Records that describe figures
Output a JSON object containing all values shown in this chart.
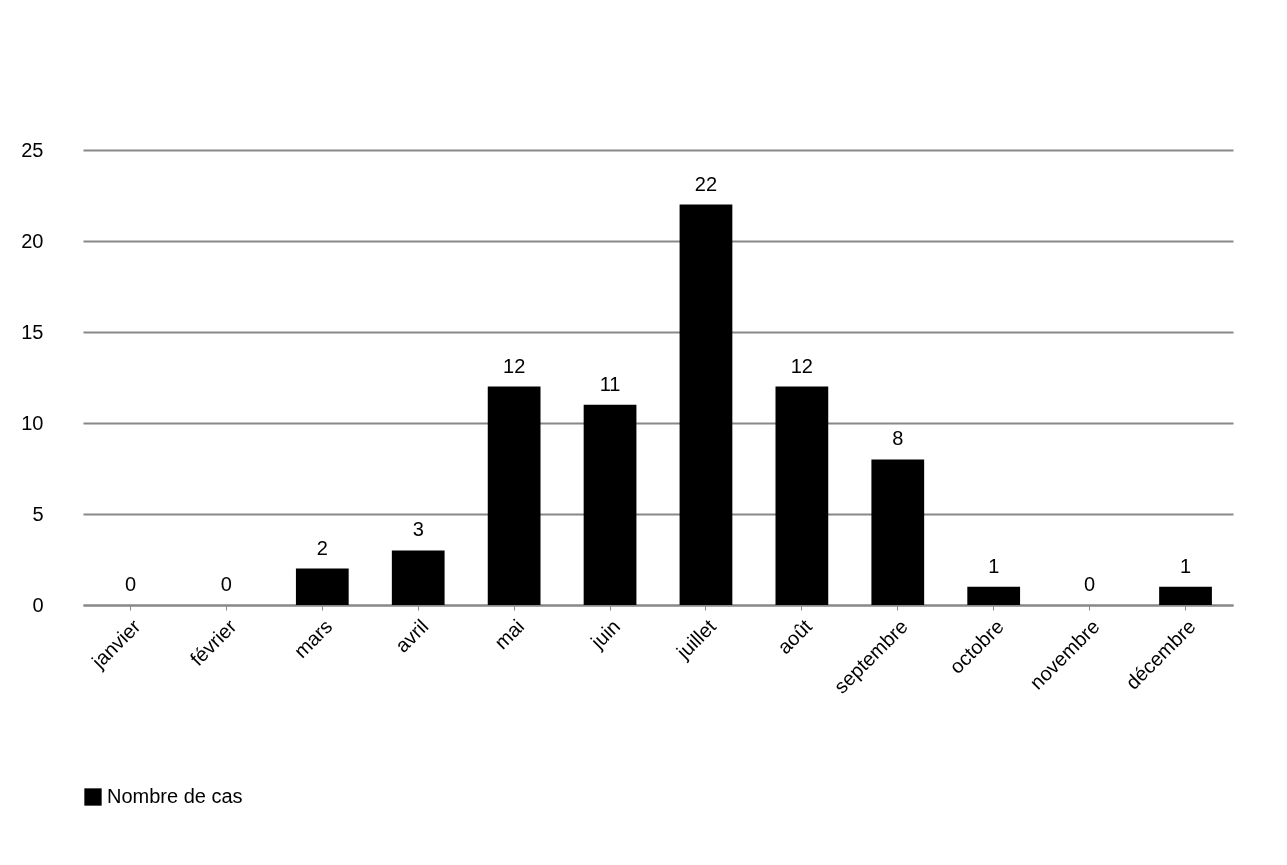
{
  "chart_data": {
    "type": "bar",
    "categories": [
      "janvier",
      "février",
      "mars",
      "avril",
      "mai",
      "juin",
      "juillet",
      "août",
      "septembre",
      "octobre",
      "novembre",
      "décembre"
    ],
    "series": [
      {
        "name": "Nombre de cas",
        "color": "#000000",
        "values": [
          0,
          0,
          2,
          3,
          12,
          11,
          22,
          12,
          8,
          1,
          0,
          1
        ]
      }
    ],
    "ylim": [
      0,
      25
    ],
    "yticks": [
      0,
      5,
      10,
      15,
      20,
      25
    ],
    "grid": "y",
    "legend": "bottom",
    "data_labels": true
  }
}
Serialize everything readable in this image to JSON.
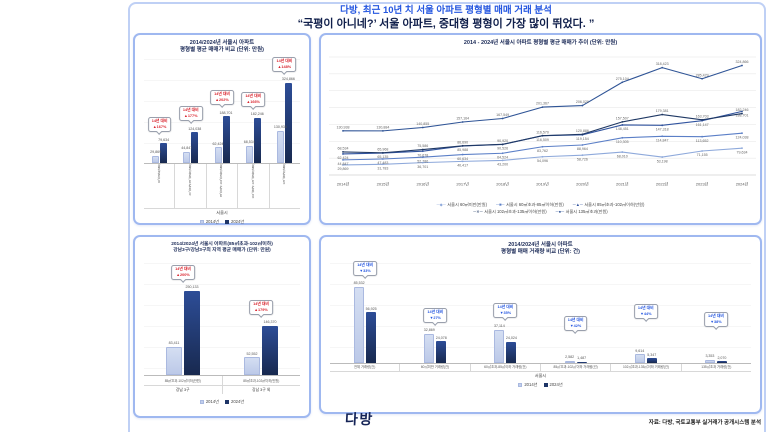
{
  "header": {
    "line1": "다방, 최근 10년 치 서울 아파트 평형별 매매 거래 분석",
    "line2": "“국평이 아니네?’ 서울 아파트, 중대형 평형이 가장 많이 뛰었다. ”"
  },
  "legend": {
    "y2014": "2014년",
    "y2024": "2024년"
  },
  "colors": {
    "headline_blue": "#2456e0",
    "headline_navy": "#101f4b",
    "bar_2014": "#c3cfec",
    "bar_2024": "#1e3567",
    "increase_red": "#d9232d",
    "decrease_blue": "#2456e0",
    "panel_border": "#9fb8f0",
    "line_series": [
      "#8ea9db",
      "#5b7fc7",
      "#31549f",
      "#1f3864",
      "#2f5496"
    ]
  },
  "chart_data": [
    {
      "type": "bar",
      "title_lines": [
        "2014/2024년 서울시 아파트",
        "평형별 평균 매매가 비교 (단위: 만원)"
      ],
      "categories": [
        "60㎡미만(만원)",
        "60㎡초과-85㎡이하(만원)",
        "85㎡초과-102㎡이하(만원)",
        "102㎡초과-135㎡이하(만원)",
        "135㎡초과(만원)"
      ],
      "series": [
        {
          "name": "2014년",
          "values": [
            29869,
            44847,
            62424,
            68534,
            130938
          ]
        },
        {
          "name": "2024년",
          "values": [
            79634,
            124038,
            188701,
            182246,
            324866
          ]
        }
      ],
      "callout_prefix": "14년 대비",
      "callouts": [
        "▲167%",
        "▲177%",
        "▲202%",
        "▲166%",
        "▲148%"
      ],
      "group_label": "서울시",
      "ylim": [
        0,
        324866
      ]
    },
    {
      "type": "line",
      "title": "2014 - 2024년 서울시 아파트 평형별 평균 매매가 추이 (단위: 만원)",
      "x": [
        "2014년",
        "2015년",
        "2016년",
        "2017년",
        "2018년",
        "2019년",
        "2020년",
        "2021년",
        "2022년",
        "2023년",
        "2024년"
      ],
      "series": [
        {
          "name": "서울시 60㎡미만(만원)",
          "values": [
            29869,
            31783,
            36701,
            40417,
            43200,
            54096,
            58726,
            68010,
            53198,
            71155,
            79634
          ]
        },
        {
          "name": "서울시 60㎡초과-85㎡이하(만원)",
          "values": [
            44847,
            47483,
            52786,
            60634,
            64524,
            83762,
            88964,
            110305,
            114847,
            113652,
            124038
          ]
        },
        {
          "name": "서울시 85㎡초과-102㎡이하(만원)",
          "values": [
            62424,
            65135,
            70678,
            85988,
            90526,
            116509,
            119154,
            148451,
            147318,
            161147,
            188701
          ]
        },
        {
          "name": "서울시 102㎡초과-135㎡이하(만원)",
          "values": [
            68534,
            65968,
            75586,
            86690,
            90920,
            116570,
            120886,
            157507,
            179381,
            163703,
            182246
          ]
        },
        {
          "name": "서울시 135㎡초과(만원)",
          "values": [
            130938,
            130884,
            140855,
            157164,
            167549,
            201367,
            206020,
            275104,
            318423,
            285429,
            324866
          ]
        }
      ],
      "ylim": [
        0,
        350000
      ],
      "grid_step": 50000,
      "legend_position": "bottom"
    },
    {
      "type": "bar",
      "title_lines": [
        "2014/2024년 서울시 아파트(85㎡초과-102㎡이하)",
        "강남3구/강남3구외 지역 평균 매매가 (단위: 만원)"
      ],
      "categories": [
        "85㎡초과-102㎡이하(만원)",
        "85㎡초과-102㎡이하(만원)"
      ],
      "sub_categories": [
        "강남 3구",
        "강남 3구 외"
      ],
      "series": [
        {
          "name": "2014년",
          "values": [
            83411,
            52552
          ]
        },
        {
          "name": "2024년",
          "values": [
            250133,
            146370
          ]
        }
      ],
      "callout_prefix": "14년 대비",
      "callouts": [
        "▲200%",
        "▲179%"
      ],
      "ylim": [
        0,
        250133
      ]
    },
    {
      "type": "bar",
      "title_lines": [
        "2014/2024년 서울시 아파트",
        "평형별 매매 거래량 비교 (단위: 건)"
      ],
      "categories": [
        "전체 거래량(건)",
        "60㎡미만 거래량(건)",
        "60㎡초과-85㎡이하 거래량(건)",
        "85㎡초과-102㎡이하 거래량(건)",
        "102㎡초과-135㎡이하 거래량(건)",
        "135㎡초과 거래량(건)"
      ],
      "series": [
        {
          "name": "2014년",
          "values": [
            85532,
            32869,
            37114,
            2582,
            9614,
            3353
          ]
        },
        {
          "name": "2024년",
          "values": [
            56925,
            24078,
            24024,
            1487,
            5347,
            2070
          ]
        }
      ],
      "callout_prefix": "14년 대비",
      "callouts": [
        "▼33%",
        "▼27%",
        "▼35%",
        "▼42%",
        "▼44%",
        "▼38%"
      ],
      "group_label": "서울시",
      "ylim": [
        0,
        90000
      ]
    }
  ],
  "footer": {
    "logo": "다방",
    "source": "자료: 다방, 국토교통부 실거래가 공개시스템 분석"
  }
}
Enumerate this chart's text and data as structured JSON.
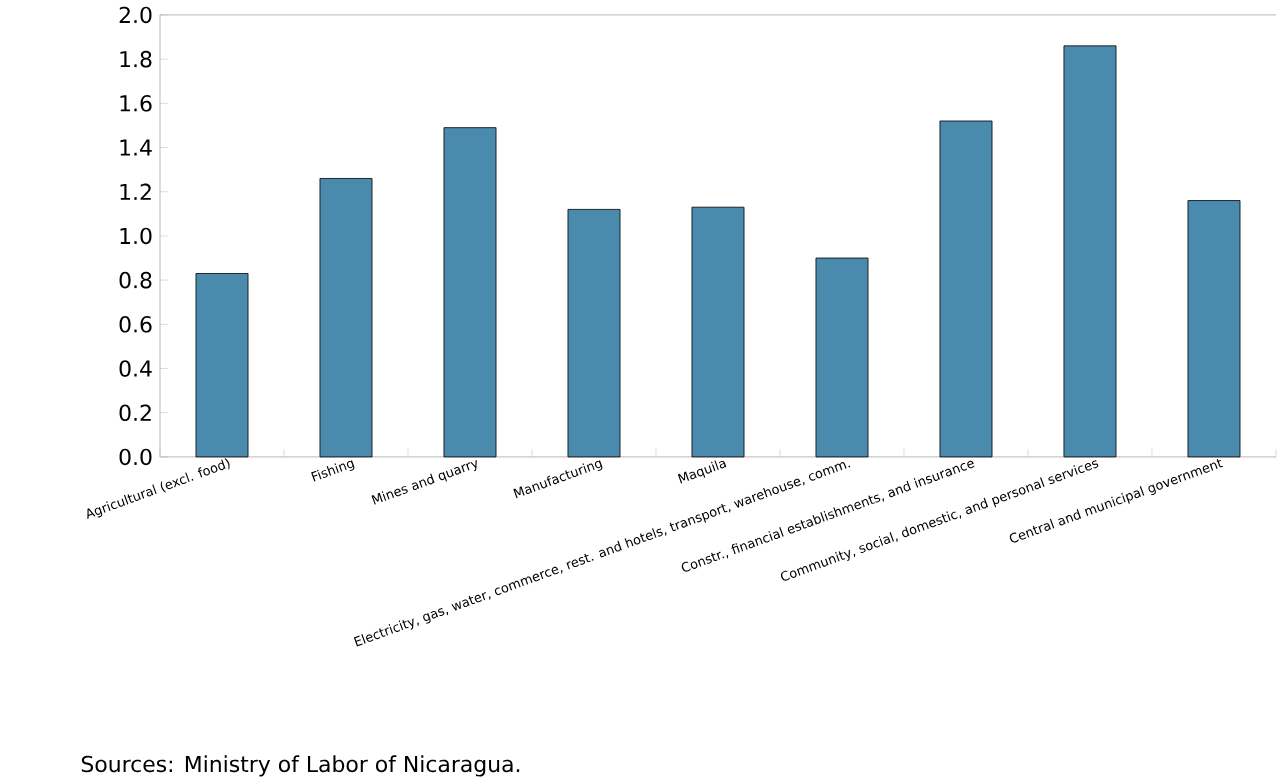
{
  "chart_data": {
    "type": "bar",
    "categories": [
      "Agricultural (excl. food)",
      "Fishing",
      "Mines and quarry",
      "Manufacturing",
      "Maquila",
      "Electricity, gas, water, commerce, rest. and hotels, transport, warehouse, comm.",
      "Constr., financial establishments, and insurance",
      "Community, social, domestic, and personal services",
      "Central and municipal government"
    ],
    "values": [
      0.83,
      1.26,
      1.49,
      1.12,
      1.13,
      0.9,
      1.52,
      1.86,
      1.16
    ],
    "color": "#4a8aac",
    "ylim": [
      0,
      2.0
    ],
    "yticks": [
      {
        "value": 0,
        "label": "0.0"
      },
      {
        "value": 0.2,
        "label": "0.2"
      },
      {
        "value": 0.4,
        "label": "0.4"
      },
      {
        "value": 0.6,
        "label": "0.6"
      },
      {
        "value": 0.8,
        "label": "0.8"
      },
      {
        "value": 1.0,
        "label": "1.0"
      },
      {
        "value": 1.2,
        "label": "1.2"
      },
      {
        "value": 1.4,
        "label": "1.4"
      },
      {
        "value": 1.6,
        "label": "1.6"
      },
      {
        "value": 1.8,
        "label": "1.8"
      },
      {
        "value": 2.0,
        "label": "2.0"
      }
    ],
    "grid": false,
    "annotations": [
      "Sources: Ministry of Labor of Nicaragua."
    ]
  }
}
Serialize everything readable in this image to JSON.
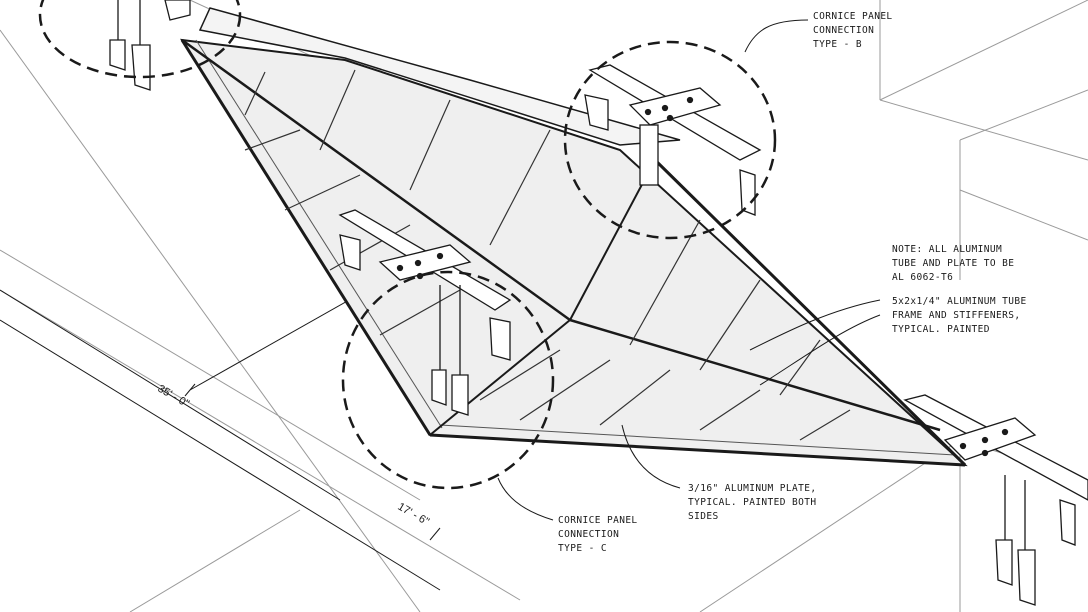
{
  "colors": {
    "ink": "#1a1a1a",
    "line": "#777777",
    "panel": "#efefef",
    "paper": "#ffffff"
  },
  "callouts": {
    "connection_b": {
      "lines": [
        "CORNICE PANEL",
        "CONNECTION",
        "TYPE - B"
      ]
    },
    "note": {
      "lines": [
        "NOTE: ALL ALUMINUM",
        "TUBE AND PLATE TO BE",
        "AL 6062-T6"
      ]
    },
    "tube": {
      "lines": [
        "5x2x1/4\" ALUMINUM TUBE",
        "FRAME AND STIFFENERS,",
        "TYPICAL. PAINTED"
      ]
    },
    "plate": {
      "lines": [
        "3/16\" ALUMINUM PLATE,",
        "TYPICAL. PAINTED BOTH",
        "SIDES"
      ]
    },
    "connection_c": {
      "lines": [
        "CORNICE PANEL",
        "CONNECTION",
        "TYPE - C"
      ]
    }
  },
  "dimensions": {
    "length": "35' - 0\"",
    "depth": "17' - 6\""
  }
}
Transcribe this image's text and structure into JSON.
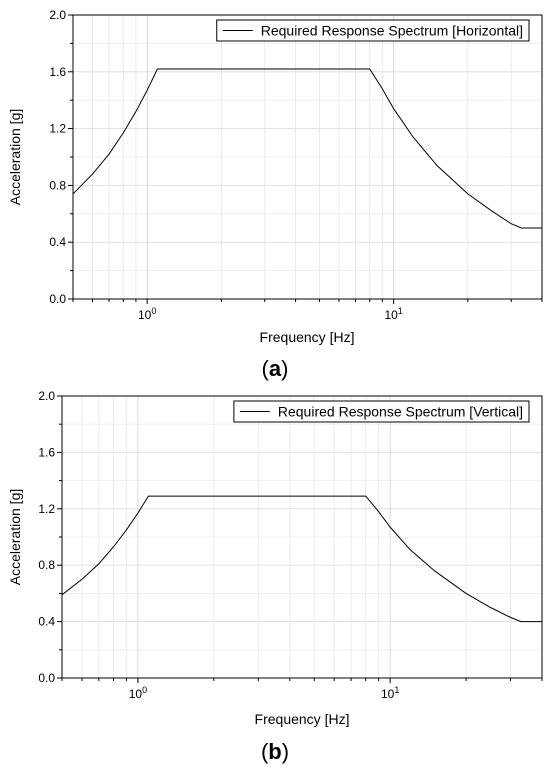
{
  "chart_data": [
    {
      "type": "line",
      "panel_label": "a",
      "xlabel": "Frequency [Hz]",
      "ylabel": "Acceleration [g]",
      "x_scale": "log",
      "xlim": [
        0.5,
        40
      ],
      "ylim": [
        0,
        2.0
      ],
      "x_ticks": [
        {
          "value": 1,
          "base": "10",
          "exp": "0"
        },
        {
          "value": 10,
          "base": "10",
          "exp": "1"
        }
      ],
      "y_ticks": [
        "0.0",
        "0.4",
        "0.8",
        "1.2",
        "1.6",
        "2.0"
      ],
      "grid": true,
      "legend_position": "top-right",
      "series": [
        {
          "name": "Required Response Spectrum [Horizontal]",
          "x": [
            0.5,
            0.6,
            0.7,
            0.8,
            0.9,
            1.0,
            1.1,
            8.0,
            9.0,
            10,
            12,
            15,
            20,
            25,
            30,
            33,
            40
          ],
          "y": [
            0.74,
            0.88,
            1.02,
            1.17,
            1.32,
            1.47,
            1.62,
            1.62,
            1.48,
            1.34,
            1.14,
            0.94,
            0.74,
            0.62,
            0.53,
            0.5,
            0.5
          ]
        }
      ]
    },
    {
      "type": "line",
      "panel_label": "b",
      "xlabel": "Frequency [Hz]",
      "ylabel": "Acceleration [g]",
      "x_scale": "log",
      "xlim": [
        0.5,
        40
      ],
      "ylim": [
        0,
        2.0
      ],
      "x_ticks": [
        {
          "value": 1,
          "base": "10",
          "exp": "0"
        },
        {
          "value": 10,
          "base": "10",
          "exp": "1"
        }
      ],
      "y_ticks": [
        "0.0",
        "0.4",
        "0.8",
        "1.2",
        "1.6",
        "2.0"
      ],
      "grid": true,
      "legend_position": "top-right",
      "series": [
        {
          "name": "Required Response Spectrum [Vertical]",
          "x": [
            0.5,
            0.6,
            0.7,
            0.8,
            0.9,
            1.0,
            1.1,
            8.0,
            9.0,
            10,
            12,
            15,
            20,
            25,
            30,
            33,
            40
          ],
          "y": [
            0.59,
            0.7,
            0.81,
            0.93,
            1.05,
            1.17,
            1.29,
            1.29,
            1.18,
            1.07,
            0.91,
            0.76,
            0.6,
            0.5,
            0.43,
            0.4,
            0.4
          ]
        }
      ]
    }
  ]
}
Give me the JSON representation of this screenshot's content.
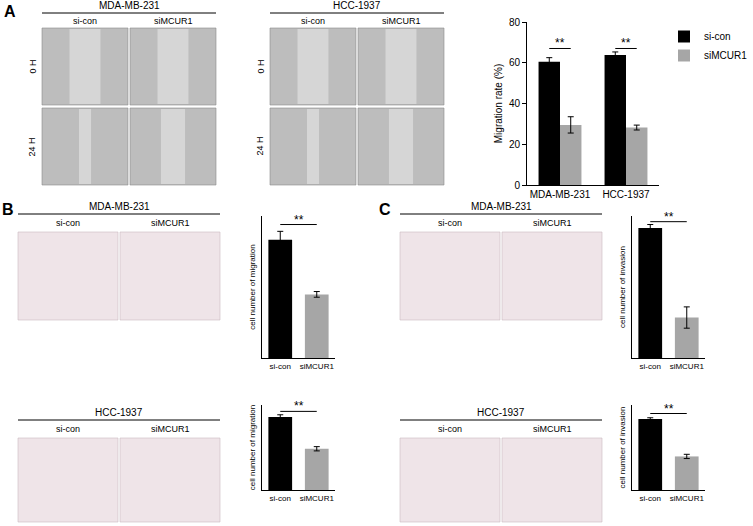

Given exercise >>
Which lines hold the word "bottom"? Copy every one of them.

The result >>
    "legend": "bottom",
      "legend_position": "bottom"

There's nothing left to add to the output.